O que fazer -
- A) Transcreva tudo o que vai de "24/04/2018 04h00" até "em seu interior." no trecho sobre currículos.
- B) Indique, com sim ou não, se cada afirmação concorda com o trecho sobre currículos e cite literalmente as palavras do trecho que decidem a resposta. (i) O conteúdo do currículo é o que mais pesa na decisão. (ii) O currículo, por si só, garante o emprego. (iii) A sensação de que uma embalagem interessante indica um bom produto é consciente.
- C) Reescreva em forma de lista o parágrafo do trecho sobre currículos que começa com "O currículo é a nossa embalagem", mantendo seus fatos principais.

Cuidado com os currículos criativos

Henrique Szklo

24/04/2018 04h00

Crédito: iStock

A concorrência sempre é grande para um bom emprego. Para o ruim também (não está fácil pra ninguém). A quantidade de currículos que as empresas recebem hoje me faz imaginar aquelas montanhas de cartas que víamos nos sorteios da Telesena. Uma moça de maiô joga um monte para cima e o que ela pegar será o mais novo e feliz contratado.

Pessoas são produtos

Se nos supermercados nenhum produto tivesse identificação, os consumidores precisariam passar um final de semana prolongado dentro do estabelecimento só para fazer a compra da semana. Daí a importância das embalagens. E num ponto de venda, as melhores embalagens têm mais chance de atrair os consumidores. Além de se destacar dos demais, temos a sensação inconsciente de que quem faz uma embalagem interessante também deve oferecer um bom produto em seu interior.

O currículo é a nossa embalagem. Se ele de alguma forma nos sublinhar em meio as outras dezenas, centenas, milhares de pretendentes, teremos muito mais chances de passar pela primeira peneira. E com alguns pontos na frente. Porém, o conteúdo do currículo (se comprovado na prática) é o que vai pesar mais na decisão, claro. O currículo em si não faz você abiscoitar o emprego. A embalagem é importante, mas o que vai conquistar mesmo o consumidor é a qualidade do produto.

Entradas de anotação espacial:
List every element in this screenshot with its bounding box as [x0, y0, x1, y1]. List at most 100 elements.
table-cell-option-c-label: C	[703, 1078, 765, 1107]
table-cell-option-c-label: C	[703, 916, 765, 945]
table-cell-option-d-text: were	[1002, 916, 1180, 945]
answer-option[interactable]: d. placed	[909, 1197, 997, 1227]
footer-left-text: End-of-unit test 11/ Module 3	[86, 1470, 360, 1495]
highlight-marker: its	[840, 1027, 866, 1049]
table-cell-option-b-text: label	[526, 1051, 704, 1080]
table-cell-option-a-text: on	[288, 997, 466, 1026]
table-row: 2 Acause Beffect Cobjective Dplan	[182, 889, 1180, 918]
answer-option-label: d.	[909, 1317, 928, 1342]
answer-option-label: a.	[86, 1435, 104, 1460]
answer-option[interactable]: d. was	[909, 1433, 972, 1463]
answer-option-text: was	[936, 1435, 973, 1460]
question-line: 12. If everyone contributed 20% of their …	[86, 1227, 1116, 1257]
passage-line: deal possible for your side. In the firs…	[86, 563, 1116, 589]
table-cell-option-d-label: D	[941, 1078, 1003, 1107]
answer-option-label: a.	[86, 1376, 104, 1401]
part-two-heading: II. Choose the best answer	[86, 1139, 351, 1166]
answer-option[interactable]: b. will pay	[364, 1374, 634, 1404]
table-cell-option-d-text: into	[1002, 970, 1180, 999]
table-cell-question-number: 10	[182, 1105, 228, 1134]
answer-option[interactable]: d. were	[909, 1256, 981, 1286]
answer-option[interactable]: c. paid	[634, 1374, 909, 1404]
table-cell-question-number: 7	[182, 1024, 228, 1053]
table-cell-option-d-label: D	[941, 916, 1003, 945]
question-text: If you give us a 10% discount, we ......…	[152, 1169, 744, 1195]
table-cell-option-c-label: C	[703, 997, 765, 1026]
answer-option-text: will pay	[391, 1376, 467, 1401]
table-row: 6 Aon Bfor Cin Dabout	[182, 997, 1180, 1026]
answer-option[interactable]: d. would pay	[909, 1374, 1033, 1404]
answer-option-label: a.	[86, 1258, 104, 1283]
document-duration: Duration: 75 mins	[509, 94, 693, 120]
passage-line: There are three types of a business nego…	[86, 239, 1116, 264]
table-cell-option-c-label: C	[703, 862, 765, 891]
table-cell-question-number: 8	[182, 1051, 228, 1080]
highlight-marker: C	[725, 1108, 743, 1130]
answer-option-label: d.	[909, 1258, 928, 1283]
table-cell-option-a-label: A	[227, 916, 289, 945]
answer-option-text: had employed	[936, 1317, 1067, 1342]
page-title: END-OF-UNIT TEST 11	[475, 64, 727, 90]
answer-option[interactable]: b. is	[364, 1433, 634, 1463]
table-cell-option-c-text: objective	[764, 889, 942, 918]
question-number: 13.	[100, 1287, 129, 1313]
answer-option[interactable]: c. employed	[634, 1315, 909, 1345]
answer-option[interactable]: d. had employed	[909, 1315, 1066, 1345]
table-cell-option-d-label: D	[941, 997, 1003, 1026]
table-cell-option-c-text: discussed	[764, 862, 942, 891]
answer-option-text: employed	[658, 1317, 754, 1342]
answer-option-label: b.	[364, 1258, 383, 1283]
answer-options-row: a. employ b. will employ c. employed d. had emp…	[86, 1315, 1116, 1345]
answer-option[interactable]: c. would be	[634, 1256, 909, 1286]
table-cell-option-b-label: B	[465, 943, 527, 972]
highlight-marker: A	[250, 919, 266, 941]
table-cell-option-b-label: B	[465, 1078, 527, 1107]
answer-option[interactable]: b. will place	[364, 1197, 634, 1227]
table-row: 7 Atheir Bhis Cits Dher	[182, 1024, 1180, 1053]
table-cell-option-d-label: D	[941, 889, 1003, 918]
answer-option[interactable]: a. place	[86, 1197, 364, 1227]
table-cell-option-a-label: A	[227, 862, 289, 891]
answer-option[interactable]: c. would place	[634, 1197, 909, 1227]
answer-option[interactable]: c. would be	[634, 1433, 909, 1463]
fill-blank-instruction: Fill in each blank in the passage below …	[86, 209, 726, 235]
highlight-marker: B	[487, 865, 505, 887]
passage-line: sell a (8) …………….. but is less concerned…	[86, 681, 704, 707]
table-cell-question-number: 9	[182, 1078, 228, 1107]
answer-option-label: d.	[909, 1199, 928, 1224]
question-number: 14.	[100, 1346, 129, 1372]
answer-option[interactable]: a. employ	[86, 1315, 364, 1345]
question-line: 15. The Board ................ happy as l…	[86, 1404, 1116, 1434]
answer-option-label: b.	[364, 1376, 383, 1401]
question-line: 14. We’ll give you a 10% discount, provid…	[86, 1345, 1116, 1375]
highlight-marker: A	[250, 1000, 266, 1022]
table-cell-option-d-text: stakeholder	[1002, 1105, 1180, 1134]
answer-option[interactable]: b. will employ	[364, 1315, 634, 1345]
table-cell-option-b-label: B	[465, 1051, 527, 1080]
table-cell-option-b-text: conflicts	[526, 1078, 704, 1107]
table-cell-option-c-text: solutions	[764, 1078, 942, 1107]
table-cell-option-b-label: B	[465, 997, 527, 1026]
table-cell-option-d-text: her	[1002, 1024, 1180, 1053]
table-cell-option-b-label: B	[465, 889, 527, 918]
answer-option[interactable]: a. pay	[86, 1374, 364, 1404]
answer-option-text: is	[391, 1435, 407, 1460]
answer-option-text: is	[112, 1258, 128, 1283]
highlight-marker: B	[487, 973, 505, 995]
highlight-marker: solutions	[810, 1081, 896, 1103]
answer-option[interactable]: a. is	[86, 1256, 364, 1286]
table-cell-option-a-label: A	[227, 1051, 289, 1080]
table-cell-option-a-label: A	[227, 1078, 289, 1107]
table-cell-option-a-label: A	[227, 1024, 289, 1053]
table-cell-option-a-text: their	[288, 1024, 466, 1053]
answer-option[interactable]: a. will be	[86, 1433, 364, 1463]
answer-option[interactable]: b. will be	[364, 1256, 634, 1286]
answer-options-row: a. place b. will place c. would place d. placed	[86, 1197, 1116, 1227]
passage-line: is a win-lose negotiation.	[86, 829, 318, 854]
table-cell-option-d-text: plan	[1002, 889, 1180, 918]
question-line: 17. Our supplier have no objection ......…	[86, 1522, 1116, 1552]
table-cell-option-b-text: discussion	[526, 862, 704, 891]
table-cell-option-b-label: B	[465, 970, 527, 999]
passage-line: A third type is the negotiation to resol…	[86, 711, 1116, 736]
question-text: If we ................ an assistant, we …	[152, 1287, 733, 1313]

Resultados por tarefa -
- A)
24/04/2018 04h00

Crédito: iStock

A concorrência sempre é grande para um bom emprego. Para o ruim também (não está fácil pra ninguém). A quantidade de currículos que as empresas recebem hoje me faz imaginar aquelas montanhas de cartas que víamos nos sorteios da Telesena. Uma moça de maiô joga um monte para cima e o que ela pegar será o mais novo e feliz contratado.

Pessoas são produtos

Se nos supermercados nenhum produto tivesse identificação, os consumidores precisariam passar um final de semana prolongado dentro do estabelecimento só para fazer a compra da semana. Daí a importância das embalagens. E num ponto de venda, as melhores embalagens têm mais chance de atrair os consumidores. Além de se destacar dos demais, temos a sensação inconsciente de que quem faz uma embalagem interessante também deve oferecer um bom produto em seu interior.

- B)
(i) Sim: "o conteúdo do currículo (se comprovado na prática) é o que vai pesar mais na decisão"
(ii) Não: "O currículo em si não faz você abiscoitar o emprego."
(iii) Não: "temos a sensação inconsciente de que quem faz uma embalagem interessante também deve oferecer um bom produto em seu interior"

- C)
- O currículo funciona como a embalagem do candidato.
- Se destacar o candidato entre dezenas, centenas ou milhares de pretendentes, aumenta muito a chance de passar pela primeira peneira, com alguns pontos na frente.
- O conteúdo do currículo, se comprovado na prática, é o que mais pesa na decisão.
- O currículo em si não garante o emprego: a embalagem é importante, mas o que conquista o consumidor é a qualidade do produto.